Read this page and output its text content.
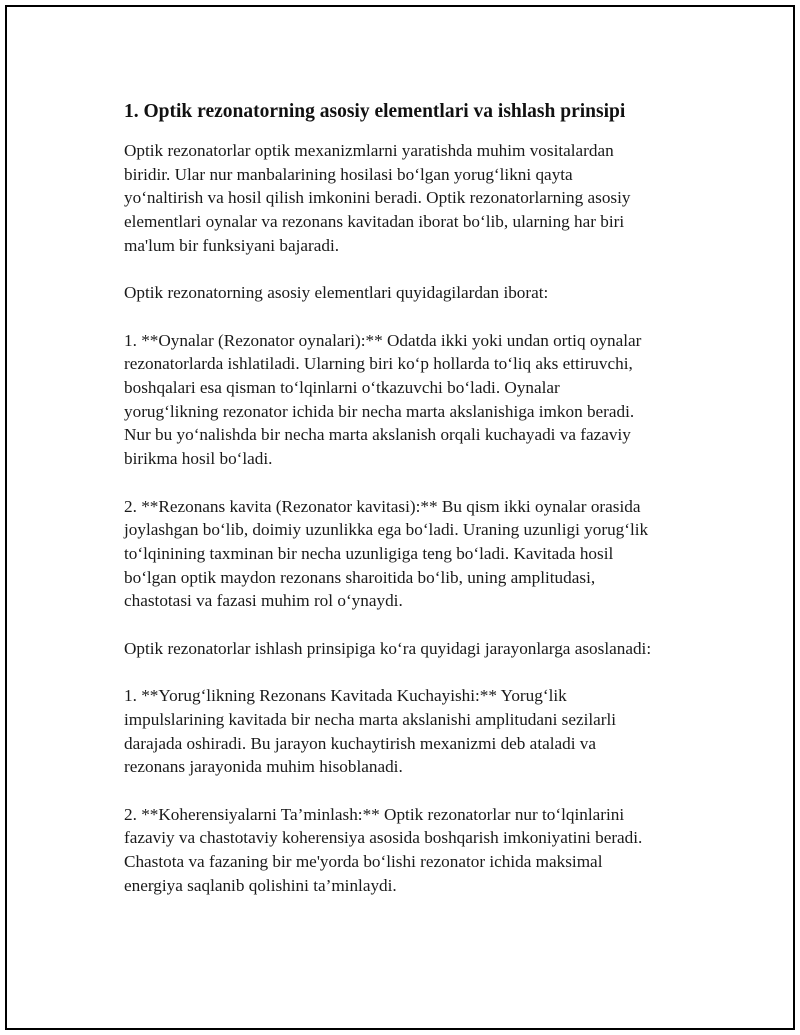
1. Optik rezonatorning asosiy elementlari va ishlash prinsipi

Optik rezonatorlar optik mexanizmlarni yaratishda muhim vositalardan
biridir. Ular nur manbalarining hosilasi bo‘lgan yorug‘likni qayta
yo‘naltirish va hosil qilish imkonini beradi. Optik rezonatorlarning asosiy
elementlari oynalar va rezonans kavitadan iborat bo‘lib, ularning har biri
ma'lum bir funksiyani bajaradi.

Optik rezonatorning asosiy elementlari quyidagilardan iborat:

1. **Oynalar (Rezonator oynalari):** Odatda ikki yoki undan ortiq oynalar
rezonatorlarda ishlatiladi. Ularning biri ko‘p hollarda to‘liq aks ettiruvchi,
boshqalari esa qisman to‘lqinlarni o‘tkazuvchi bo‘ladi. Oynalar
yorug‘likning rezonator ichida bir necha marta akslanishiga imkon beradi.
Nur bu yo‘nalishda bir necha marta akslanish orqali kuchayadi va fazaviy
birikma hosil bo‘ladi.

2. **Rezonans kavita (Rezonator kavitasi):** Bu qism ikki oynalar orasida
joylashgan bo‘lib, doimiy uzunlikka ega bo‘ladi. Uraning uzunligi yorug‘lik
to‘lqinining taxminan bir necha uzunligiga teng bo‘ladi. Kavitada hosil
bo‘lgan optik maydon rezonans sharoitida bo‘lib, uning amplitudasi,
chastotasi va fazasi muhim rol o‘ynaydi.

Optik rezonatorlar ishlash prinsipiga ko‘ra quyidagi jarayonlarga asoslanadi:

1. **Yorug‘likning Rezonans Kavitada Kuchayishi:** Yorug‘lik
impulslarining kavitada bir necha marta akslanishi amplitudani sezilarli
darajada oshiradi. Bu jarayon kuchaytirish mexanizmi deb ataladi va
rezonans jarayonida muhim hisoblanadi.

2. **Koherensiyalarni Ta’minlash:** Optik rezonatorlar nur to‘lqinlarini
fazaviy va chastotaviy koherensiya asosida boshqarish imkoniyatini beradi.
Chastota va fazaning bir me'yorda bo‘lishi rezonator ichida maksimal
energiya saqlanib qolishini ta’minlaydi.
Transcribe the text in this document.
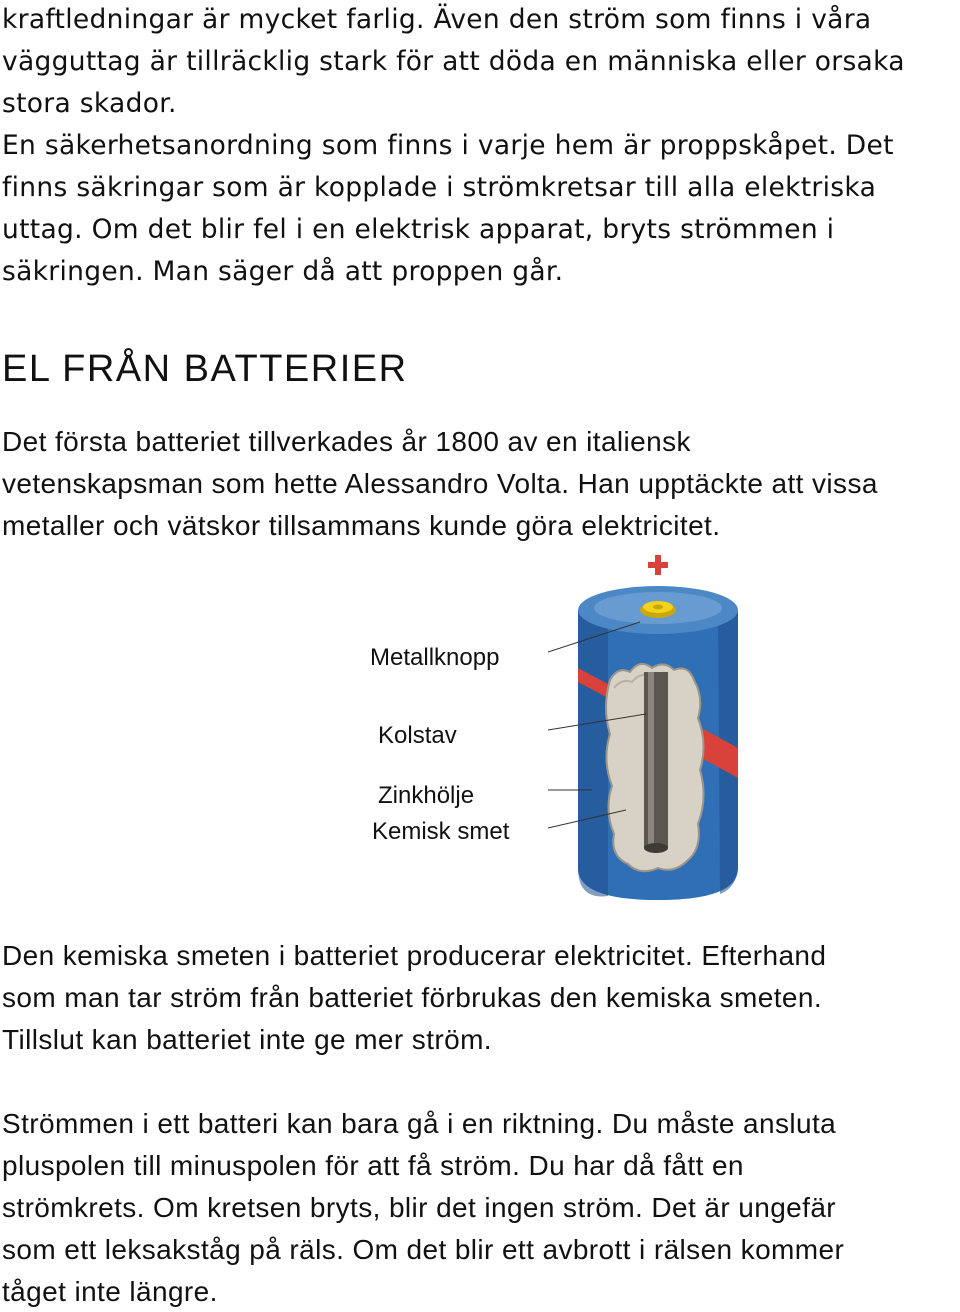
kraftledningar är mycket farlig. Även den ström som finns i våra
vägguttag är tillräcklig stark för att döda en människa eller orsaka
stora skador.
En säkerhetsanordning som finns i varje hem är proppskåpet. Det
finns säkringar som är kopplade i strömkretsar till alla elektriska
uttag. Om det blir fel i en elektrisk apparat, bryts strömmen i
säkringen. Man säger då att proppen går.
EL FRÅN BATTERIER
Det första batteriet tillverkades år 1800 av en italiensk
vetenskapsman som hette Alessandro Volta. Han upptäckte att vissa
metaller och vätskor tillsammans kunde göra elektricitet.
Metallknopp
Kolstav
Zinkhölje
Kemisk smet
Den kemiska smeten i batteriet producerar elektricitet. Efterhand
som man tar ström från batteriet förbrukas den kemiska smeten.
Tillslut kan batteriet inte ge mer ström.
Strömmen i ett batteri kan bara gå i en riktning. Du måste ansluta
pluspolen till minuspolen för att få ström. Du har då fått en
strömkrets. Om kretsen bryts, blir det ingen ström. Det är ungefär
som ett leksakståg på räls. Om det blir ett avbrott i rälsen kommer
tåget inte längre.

## AIM
Report all lines of the data that include the word "marta".

## SOLUTION TO THE EXERCISE
yorug‘likning rezonator ichida bir necha marta akslanishiga imkon beradi.
Nur bu yo‘nalishda bir necha marta akslanish orqali kuchayadi va fazaviy
impulslarining kavitada bir necha marta akslanishi amplitudani sezilarli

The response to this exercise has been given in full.